* Work to be completed
Leave every picture out and write out the records below exactly.

* Supplied material
-- start --
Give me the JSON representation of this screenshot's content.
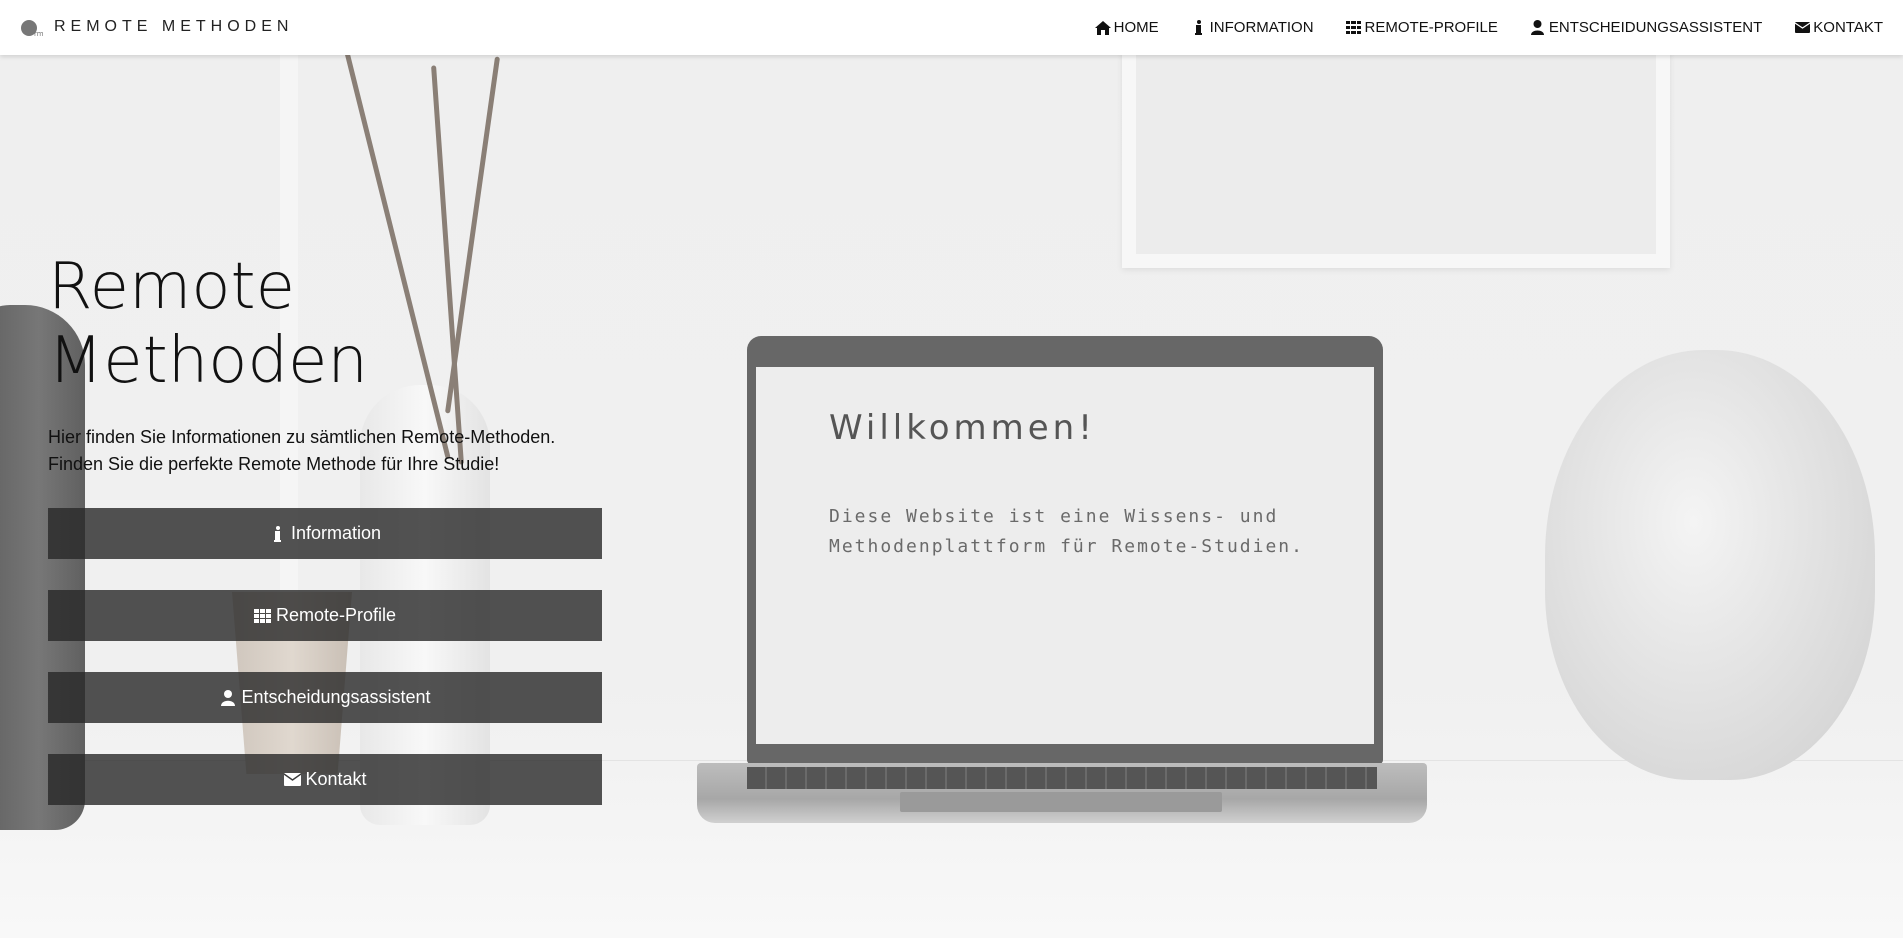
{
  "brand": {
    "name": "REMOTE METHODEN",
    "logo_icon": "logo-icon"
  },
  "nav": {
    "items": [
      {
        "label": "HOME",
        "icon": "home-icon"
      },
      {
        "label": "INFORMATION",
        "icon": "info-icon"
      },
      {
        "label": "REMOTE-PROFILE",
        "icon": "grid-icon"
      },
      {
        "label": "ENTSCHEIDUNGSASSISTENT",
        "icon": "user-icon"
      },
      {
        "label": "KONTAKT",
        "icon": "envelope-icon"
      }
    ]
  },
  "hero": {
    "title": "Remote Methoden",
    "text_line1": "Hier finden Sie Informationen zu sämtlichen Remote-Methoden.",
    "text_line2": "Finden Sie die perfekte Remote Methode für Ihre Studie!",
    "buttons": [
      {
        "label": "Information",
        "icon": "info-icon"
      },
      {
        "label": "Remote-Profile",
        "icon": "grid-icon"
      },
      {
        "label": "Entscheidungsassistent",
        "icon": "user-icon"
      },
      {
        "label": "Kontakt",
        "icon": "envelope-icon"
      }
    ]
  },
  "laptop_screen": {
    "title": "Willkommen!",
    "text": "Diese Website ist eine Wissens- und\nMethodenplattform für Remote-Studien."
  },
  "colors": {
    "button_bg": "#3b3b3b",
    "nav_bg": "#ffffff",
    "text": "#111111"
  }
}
-- end --
* Result
Give me the JSON representation of this screenshot's content.
{
  "brand": {
    "name": "REMOTE METHODEN",
    "logo_icon": "logo-icon"
  },
  "nav": {
    "items": [
      {
        "label": "HOME",
        "icon": "home-icon"
      },
      {
        "label": "INFORMATION",
        "icon": "info-icon"
      },
      {
        "label": "REMOTE-PROFILE",
        "icon": "grid-icon"
      },
      {
        "label": "ENTSCHEIDUNGSASSISTENT",
        "icon": "user-icon"
      },
      {
        "label": "KONTAKT",
        "icon": "envelope-icon"
      }
    ]
  },
  "hero": {
    "title": "Remote Methoden",
    "text_line1": "Hier finden Sie Informationen zu sämtlichen Remote-Methoden.",
    "text_line2": "Finden Sie die perfekte Remote Methode für Ihre Studie!",
    "buttons": [
      {
        "label": "Information",
        "icon": "info-icon"
      },
      {
        "label": "Remote-Profile",
        "icon": "grid-icon"
      },
      {
        "label": "Entscheidungsassistent",
        "icon": "user-icon"
      },
      {
        "label": "Kontakt",
        "icon": "envelope-icon"
      }
    ]
  },
  "laptop_screen": {
    "title": "Willkommen!",
    "text": "Diese Website ist eine Wissens- und\nMethodenplattform für Remote-Studien."
  },
  "colors": {
    "button_bg": "#3b3b3b",
    "nav_bg": "#ffffff",
    "text": "#111111"
  }
}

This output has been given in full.